▶ **WRITTEN REQUEST**:
Scan the entries below and count the lines holding the string "Sound". Supply only the number.
:: DATA SECTION ::
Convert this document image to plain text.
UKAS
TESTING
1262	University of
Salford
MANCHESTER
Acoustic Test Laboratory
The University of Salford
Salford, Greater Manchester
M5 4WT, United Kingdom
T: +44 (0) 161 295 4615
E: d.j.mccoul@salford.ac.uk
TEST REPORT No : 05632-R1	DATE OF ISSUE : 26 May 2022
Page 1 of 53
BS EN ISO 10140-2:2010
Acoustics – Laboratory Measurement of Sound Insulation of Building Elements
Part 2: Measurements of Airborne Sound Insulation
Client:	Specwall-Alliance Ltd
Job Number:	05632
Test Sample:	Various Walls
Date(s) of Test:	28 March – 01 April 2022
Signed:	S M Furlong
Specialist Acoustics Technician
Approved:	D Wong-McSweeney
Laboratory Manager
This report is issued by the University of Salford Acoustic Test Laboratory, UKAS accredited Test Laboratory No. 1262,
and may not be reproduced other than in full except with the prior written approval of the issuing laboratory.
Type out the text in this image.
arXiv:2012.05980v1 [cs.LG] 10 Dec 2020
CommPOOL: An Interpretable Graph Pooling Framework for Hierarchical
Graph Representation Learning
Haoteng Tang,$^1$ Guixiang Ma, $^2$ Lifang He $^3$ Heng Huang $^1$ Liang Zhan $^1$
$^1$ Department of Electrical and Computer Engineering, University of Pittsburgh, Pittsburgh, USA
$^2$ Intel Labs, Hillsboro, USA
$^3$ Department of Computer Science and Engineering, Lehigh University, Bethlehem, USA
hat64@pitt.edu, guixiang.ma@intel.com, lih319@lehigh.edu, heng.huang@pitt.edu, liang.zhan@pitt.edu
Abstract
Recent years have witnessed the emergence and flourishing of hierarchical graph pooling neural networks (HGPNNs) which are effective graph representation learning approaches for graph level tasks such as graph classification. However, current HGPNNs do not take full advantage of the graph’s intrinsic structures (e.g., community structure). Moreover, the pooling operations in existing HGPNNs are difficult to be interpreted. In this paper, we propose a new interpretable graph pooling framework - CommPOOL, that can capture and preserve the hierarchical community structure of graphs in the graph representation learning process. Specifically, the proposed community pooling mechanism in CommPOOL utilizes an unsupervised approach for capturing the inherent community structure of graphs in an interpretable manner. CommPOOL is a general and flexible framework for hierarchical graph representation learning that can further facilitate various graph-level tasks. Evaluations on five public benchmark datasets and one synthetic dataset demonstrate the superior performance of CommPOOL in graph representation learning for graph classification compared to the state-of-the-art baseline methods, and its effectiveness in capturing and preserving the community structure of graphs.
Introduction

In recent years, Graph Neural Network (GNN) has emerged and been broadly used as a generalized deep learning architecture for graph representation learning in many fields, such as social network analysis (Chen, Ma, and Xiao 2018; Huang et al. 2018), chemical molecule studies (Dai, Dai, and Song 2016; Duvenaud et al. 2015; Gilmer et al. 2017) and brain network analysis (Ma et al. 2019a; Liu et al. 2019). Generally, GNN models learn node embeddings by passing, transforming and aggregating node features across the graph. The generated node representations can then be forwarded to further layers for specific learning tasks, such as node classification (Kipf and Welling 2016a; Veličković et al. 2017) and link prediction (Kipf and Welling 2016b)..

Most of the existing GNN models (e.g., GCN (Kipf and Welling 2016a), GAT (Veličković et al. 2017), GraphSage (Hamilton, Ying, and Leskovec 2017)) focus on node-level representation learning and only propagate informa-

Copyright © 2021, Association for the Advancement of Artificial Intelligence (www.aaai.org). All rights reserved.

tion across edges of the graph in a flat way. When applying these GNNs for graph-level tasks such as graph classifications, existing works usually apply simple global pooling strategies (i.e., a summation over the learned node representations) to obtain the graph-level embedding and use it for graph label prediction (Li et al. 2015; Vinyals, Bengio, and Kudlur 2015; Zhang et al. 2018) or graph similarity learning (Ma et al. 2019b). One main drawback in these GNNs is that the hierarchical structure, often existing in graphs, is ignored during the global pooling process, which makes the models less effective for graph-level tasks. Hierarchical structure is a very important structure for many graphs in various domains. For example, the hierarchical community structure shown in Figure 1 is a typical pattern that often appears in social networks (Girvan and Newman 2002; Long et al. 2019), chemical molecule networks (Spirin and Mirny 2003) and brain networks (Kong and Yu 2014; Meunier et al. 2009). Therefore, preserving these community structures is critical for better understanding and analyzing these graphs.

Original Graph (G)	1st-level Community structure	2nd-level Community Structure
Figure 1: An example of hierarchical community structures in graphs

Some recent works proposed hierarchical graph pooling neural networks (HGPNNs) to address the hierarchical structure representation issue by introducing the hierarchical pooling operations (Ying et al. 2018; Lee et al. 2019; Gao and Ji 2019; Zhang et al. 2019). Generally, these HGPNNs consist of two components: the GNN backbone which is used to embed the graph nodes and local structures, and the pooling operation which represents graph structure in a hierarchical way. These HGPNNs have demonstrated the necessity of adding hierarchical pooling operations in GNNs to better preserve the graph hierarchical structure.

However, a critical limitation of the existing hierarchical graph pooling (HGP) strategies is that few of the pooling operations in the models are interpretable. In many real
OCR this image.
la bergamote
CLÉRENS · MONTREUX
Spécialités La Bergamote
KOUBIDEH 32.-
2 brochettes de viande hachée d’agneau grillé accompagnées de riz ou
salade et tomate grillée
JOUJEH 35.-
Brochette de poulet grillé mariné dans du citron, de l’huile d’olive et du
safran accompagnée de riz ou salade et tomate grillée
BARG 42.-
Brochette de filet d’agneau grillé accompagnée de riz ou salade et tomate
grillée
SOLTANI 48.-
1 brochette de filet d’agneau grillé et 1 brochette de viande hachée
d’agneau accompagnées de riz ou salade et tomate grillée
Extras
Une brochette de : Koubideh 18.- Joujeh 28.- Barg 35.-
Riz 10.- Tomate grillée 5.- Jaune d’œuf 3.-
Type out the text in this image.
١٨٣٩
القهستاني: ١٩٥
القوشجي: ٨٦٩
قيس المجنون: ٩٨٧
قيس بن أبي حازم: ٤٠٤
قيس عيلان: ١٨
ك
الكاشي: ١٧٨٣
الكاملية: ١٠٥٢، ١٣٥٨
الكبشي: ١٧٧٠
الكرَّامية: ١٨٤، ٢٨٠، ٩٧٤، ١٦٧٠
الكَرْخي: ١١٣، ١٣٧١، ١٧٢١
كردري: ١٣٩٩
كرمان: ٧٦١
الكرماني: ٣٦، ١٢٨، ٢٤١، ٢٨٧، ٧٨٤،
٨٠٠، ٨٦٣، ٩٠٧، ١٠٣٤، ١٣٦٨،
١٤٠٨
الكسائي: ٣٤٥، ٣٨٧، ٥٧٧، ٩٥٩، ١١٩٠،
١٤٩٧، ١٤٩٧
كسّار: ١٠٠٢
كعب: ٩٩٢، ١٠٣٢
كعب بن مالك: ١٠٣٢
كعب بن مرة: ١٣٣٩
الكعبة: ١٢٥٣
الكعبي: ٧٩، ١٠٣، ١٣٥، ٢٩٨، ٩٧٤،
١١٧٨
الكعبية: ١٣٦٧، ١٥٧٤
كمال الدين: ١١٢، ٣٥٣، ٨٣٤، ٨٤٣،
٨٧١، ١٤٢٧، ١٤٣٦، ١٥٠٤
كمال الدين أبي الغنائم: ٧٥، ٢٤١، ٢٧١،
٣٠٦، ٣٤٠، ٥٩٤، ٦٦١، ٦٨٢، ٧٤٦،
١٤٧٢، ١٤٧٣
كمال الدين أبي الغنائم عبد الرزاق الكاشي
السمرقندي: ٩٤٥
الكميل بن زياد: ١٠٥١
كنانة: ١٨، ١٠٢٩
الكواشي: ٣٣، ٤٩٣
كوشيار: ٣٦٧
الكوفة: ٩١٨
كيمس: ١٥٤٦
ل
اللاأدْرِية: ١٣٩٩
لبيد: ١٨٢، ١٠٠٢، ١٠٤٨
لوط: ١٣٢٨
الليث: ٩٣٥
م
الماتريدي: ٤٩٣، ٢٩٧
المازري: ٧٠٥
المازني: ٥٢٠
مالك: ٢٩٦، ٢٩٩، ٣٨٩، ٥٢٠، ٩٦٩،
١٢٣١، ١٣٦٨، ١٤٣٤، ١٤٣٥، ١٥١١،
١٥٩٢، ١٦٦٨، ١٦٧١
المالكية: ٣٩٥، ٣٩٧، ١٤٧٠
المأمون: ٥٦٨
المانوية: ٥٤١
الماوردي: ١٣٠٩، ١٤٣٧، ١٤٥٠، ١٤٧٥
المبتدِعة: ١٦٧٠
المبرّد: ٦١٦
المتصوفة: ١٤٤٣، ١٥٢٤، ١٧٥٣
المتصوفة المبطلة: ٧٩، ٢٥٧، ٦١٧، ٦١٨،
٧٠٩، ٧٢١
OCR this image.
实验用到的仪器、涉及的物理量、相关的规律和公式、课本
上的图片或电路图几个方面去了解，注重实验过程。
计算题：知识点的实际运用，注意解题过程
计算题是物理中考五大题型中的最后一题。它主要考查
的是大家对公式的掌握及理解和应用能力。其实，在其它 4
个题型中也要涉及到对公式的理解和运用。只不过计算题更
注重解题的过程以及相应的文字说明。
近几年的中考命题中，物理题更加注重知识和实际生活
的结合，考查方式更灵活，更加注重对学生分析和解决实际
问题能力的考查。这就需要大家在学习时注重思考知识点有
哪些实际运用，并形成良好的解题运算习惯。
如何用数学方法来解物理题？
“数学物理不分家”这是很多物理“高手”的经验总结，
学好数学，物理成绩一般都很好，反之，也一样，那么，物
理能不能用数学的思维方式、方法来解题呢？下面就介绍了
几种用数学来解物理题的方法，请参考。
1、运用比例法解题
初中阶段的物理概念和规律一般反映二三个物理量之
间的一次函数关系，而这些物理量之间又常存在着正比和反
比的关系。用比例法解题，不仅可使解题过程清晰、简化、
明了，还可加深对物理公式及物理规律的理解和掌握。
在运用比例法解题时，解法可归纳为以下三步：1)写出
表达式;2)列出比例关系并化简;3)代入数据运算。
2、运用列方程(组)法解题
:::
▶ **RESULT FOR THIS TASK**:
2